### GIVEN RECORDS
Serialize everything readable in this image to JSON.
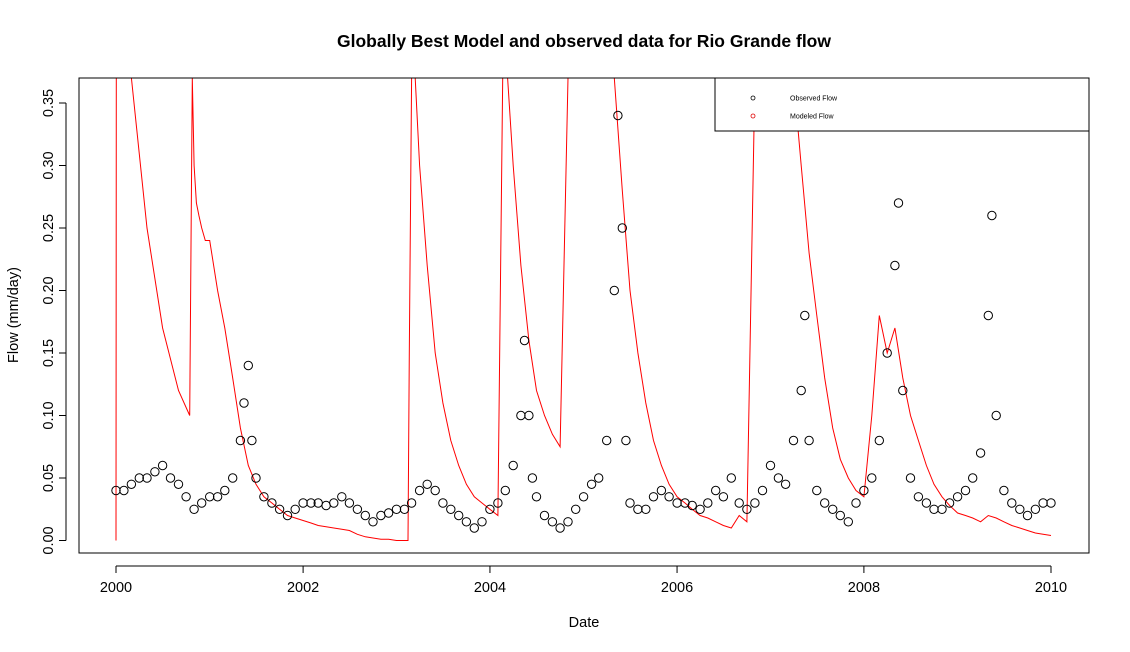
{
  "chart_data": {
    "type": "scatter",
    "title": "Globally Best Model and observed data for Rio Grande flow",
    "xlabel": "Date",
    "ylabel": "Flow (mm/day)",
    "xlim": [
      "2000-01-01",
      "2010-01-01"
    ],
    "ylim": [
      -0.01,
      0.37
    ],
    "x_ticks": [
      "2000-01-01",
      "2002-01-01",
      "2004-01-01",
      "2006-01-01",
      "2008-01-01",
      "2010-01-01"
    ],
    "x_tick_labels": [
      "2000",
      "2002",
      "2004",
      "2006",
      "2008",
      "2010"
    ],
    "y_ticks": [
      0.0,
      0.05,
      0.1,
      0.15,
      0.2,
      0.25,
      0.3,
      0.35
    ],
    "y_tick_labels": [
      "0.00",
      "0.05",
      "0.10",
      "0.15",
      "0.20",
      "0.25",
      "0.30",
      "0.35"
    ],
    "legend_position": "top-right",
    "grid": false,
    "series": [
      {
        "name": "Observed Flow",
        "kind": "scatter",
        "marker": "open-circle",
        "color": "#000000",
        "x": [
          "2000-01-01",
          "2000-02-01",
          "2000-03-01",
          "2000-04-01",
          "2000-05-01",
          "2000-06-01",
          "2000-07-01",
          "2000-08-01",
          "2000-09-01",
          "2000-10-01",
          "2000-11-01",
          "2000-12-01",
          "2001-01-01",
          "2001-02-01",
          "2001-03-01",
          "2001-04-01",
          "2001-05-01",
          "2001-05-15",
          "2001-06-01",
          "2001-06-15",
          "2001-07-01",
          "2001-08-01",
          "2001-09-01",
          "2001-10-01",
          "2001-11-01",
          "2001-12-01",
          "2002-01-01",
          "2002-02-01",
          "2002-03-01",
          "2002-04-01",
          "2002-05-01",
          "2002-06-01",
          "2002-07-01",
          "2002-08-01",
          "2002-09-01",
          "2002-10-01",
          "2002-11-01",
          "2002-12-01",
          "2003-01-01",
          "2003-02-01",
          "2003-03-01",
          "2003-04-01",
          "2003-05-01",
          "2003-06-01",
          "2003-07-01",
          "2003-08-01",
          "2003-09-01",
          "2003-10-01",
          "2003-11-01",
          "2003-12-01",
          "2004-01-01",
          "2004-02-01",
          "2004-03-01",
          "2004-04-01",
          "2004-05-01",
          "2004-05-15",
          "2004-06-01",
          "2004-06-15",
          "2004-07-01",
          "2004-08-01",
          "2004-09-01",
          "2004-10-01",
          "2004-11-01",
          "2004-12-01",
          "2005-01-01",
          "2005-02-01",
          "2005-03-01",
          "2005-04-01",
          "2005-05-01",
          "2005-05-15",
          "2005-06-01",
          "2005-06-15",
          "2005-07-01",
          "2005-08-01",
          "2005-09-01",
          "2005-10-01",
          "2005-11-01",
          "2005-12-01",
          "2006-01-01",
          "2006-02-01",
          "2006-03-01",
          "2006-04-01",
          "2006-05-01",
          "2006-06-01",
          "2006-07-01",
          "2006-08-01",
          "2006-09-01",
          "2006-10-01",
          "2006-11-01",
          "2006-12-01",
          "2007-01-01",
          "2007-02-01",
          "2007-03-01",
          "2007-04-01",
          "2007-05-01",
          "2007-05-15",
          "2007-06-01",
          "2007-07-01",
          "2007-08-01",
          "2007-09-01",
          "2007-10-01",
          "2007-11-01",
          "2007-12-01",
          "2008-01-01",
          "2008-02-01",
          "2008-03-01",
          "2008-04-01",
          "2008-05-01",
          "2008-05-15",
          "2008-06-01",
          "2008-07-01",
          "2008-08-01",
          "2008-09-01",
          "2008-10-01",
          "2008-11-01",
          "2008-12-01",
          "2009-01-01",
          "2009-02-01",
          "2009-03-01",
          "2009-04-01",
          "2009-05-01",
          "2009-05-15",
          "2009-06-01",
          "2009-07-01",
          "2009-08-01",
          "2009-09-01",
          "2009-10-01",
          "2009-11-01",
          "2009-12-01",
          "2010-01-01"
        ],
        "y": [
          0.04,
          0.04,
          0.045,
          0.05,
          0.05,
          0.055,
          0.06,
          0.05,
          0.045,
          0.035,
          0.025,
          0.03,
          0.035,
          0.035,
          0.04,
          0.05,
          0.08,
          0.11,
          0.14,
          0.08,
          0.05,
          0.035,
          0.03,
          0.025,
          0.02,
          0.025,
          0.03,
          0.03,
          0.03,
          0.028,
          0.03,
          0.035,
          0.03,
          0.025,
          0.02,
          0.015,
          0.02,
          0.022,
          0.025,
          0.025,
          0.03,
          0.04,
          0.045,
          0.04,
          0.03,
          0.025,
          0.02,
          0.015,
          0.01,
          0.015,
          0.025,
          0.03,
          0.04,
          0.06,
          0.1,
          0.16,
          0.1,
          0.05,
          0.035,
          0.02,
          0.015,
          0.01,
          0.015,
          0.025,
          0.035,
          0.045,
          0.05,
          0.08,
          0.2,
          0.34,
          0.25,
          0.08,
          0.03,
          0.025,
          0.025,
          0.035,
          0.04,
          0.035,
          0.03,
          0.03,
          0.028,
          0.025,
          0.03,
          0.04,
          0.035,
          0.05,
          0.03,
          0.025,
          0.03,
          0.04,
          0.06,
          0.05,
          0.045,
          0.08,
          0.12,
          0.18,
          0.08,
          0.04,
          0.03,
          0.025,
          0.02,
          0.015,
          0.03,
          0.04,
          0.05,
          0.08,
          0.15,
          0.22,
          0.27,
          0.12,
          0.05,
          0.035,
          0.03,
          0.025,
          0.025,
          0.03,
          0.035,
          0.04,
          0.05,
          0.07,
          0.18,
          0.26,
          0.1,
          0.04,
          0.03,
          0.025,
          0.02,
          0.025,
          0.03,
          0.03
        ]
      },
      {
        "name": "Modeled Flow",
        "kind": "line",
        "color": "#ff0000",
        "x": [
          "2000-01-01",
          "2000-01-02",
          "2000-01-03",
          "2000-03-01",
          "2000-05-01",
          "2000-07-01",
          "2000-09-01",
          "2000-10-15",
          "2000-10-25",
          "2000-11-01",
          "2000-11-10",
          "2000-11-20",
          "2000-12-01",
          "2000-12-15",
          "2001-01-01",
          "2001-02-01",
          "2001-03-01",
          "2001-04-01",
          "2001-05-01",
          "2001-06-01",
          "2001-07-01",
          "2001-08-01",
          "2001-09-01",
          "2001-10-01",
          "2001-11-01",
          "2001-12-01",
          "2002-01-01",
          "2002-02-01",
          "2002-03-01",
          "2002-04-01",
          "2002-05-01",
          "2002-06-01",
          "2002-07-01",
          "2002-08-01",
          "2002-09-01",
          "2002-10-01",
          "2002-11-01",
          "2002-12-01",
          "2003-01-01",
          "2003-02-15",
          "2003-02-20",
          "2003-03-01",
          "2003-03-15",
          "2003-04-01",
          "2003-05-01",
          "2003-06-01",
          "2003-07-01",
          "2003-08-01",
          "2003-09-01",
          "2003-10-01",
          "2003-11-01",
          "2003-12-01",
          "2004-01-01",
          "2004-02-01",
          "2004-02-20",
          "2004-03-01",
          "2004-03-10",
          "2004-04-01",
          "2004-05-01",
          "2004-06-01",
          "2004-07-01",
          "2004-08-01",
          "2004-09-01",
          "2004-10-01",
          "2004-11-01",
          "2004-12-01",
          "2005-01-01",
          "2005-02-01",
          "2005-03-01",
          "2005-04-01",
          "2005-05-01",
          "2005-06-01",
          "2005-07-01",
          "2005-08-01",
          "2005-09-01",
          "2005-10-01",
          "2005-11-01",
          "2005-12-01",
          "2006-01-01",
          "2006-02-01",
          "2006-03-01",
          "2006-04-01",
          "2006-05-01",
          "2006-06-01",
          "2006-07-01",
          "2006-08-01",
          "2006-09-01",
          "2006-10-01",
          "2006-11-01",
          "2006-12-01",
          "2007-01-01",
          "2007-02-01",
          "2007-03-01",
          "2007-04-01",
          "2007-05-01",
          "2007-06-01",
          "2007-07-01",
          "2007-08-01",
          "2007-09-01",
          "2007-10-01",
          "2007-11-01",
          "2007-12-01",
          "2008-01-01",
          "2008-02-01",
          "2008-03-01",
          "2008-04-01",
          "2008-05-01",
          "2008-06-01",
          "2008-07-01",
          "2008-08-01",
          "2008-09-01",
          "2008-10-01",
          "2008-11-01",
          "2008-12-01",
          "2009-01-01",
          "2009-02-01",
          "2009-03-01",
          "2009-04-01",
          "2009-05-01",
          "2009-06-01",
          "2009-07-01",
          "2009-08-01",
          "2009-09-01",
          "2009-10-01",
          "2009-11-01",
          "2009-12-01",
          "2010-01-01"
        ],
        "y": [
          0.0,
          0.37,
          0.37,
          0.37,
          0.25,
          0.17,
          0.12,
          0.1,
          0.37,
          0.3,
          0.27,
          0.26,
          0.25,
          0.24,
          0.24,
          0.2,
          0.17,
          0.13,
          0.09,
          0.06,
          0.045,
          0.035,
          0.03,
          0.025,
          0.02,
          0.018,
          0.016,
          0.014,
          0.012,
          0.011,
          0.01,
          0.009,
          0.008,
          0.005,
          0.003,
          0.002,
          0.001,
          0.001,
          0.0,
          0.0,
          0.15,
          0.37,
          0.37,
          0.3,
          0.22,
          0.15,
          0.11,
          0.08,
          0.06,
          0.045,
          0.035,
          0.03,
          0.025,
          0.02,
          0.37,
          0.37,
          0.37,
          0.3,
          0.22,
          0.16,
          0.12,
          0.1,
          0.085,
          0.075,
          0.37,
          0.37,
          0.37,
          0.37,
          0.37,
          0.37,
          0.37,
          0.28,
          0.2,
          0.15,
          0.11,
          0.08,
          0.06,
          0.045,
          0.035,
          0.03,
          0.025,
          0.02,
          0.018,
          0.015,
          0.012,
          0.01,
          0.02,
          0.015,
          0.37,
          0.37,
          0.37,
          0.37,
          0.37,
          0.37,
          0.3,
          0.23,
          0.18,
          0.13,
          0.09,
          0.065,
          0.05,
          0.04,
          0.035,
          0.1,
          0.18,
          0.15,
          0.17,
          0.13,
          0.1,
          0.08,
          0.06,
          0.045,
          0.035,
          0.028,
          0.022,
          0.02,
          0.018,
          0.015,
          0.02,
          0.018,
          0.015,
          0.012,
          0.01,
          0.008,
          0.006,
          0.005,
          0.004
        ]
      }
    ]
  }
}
---
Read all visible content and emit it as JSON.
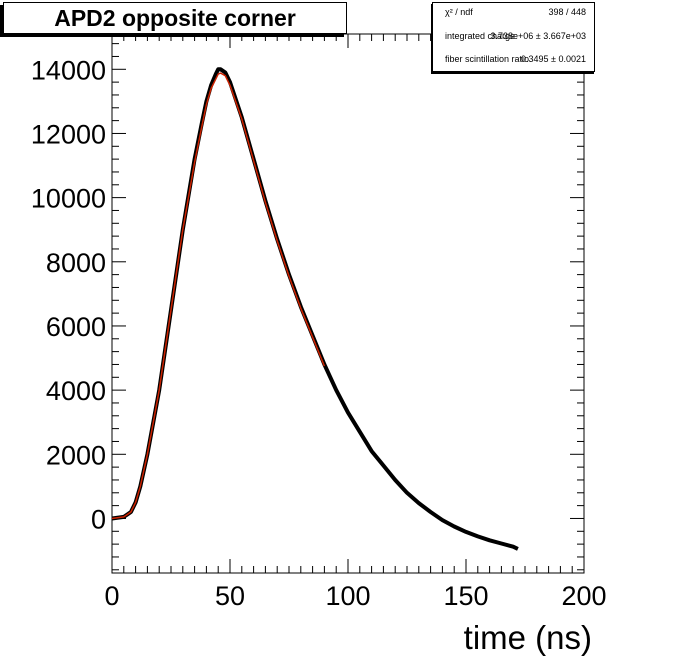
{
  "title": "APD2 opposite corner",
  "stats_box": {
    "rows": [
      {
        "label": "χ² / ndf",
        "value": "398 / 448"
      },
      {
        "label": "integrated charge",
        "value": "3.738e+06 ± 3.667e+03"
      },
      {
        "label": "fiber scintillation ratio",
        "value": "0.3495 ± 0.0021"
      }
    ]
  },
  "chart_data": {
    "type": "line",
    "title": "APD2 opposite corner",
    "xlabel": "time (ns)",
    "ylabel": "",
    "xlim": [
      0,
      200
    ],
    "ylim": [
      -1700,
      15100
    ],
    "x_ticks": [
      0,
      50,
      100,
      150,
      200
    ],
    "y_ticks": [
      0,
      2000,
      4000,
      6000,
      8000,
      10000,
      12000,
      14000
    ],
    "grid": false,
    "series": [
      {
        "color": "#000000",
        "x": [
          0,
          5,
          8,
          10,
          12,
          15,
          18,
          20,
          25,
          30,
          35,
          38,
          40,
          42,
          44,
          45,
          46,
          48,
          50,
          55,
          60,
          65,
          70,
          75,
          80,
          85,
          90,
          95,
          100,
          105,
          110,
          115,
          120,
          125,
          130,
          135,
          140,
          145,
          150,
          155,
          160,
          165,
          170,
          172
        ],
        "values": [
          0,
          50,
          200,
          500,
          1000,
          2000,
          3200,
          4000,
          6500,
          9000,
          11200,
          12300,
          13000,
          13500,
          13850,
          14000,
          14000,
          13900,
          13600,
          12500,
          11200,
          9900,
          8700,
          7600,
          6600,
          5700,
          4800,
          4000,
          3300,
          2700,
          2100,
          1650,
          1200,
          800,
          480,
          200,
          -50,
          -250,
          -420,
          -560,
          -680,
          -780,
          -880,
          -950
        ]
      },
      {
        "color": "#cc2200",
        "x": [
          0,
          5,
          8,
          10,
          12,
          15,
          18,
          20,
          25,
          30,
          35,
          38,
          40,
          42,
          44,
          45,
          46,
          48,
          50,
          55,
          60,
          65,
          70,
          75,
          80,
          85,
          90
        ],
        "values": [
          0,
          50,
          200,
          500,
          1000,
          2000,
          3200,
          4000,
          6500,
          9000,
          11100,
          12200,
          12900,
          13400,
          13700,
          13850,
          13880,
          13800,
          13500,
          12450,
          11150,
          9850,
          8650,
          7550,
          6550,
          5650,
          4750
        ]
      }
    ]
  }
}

### GOAL
Work out how many lines of the listing above include the word "name". Report only the number.

### SOLUTION TO THIS TASK
2